▸ WORK REQUIRED
List every line below containing "Model".

Some records
__________________________________________________

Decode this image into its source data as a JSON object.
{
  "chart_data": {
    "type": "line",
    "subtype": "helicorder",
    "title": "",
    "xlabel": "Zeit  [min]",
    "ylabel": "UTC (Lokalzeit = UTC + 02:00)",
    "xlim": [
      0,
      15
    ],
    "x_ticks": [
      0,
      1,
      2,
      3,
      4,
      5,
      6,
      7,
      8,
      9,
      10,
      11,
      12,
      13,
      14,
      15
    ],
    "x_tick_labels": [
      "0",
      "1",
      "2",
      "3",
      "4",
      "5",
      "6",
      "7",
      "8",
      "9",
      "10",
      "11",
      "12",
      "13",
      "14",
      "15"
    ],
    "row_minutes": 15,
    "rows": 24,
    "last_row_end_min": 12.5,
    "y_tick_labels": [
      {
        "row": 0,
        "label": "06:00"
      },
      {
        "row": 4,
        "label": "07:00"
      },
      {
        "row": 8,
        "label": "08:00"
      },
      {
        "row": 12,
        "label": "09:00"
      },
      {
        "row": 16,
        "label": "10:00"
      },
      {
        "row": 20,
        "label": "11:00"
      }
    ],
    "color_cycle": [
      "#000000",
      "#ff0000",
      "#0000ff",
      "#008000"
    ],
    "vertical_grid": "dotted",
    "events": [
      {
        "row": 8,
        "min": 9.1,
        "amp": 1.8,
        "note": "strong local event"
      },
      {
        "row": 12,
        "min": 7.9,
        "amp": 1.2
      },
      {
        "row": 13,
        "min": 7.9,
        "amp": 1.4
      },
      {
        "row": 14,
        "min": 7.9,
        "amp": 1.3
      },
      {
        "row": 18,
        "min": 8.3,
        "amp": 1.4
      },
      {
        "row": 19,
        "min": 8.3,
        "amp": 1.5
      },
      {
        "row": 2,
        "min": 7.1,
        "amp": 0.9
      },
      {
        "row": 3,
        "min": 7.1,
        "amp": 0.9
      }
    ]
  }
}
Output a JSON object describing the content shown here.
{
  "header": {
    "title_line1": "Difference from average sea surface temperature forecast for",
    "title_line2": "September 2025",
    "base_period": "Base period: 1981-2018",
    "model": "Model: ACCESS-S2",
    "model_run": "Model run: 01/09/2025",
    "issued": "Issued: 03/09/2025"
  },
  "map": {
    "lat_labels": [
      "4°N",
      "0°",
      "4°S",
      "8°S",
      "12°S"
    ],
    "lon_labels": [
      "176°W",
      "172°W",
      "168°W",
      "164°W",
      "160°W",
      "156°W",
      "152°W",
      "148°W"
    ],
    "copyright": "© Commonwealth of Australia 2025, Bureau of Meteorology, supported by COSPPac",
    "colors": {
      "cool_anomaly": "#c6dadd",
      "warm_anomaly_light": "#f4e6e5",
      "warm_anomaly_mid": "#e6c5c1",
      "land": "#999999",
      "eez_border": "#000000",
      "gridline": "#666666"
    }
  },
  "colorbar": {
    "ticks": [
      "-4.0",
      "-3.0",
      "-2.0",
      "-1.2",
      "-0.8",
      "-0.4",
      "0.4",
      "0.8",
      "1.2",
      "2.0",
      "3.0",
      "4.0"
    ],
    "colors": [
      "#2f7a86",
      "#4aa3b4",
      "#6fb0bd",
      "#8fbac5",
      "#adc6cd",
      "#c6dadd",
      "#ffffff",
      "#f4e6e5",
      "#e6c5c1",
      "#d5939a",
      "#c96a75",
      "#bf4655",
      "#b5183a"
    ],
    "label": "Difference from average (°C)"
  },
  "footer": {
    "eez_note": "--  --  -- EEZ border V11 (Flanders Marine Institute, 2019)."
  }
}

__________________________________________________

▸ OUTPUT BELOW
    "model": "Model: ACCESS-S2",
    "model_run": "Model run: 01/09/2025",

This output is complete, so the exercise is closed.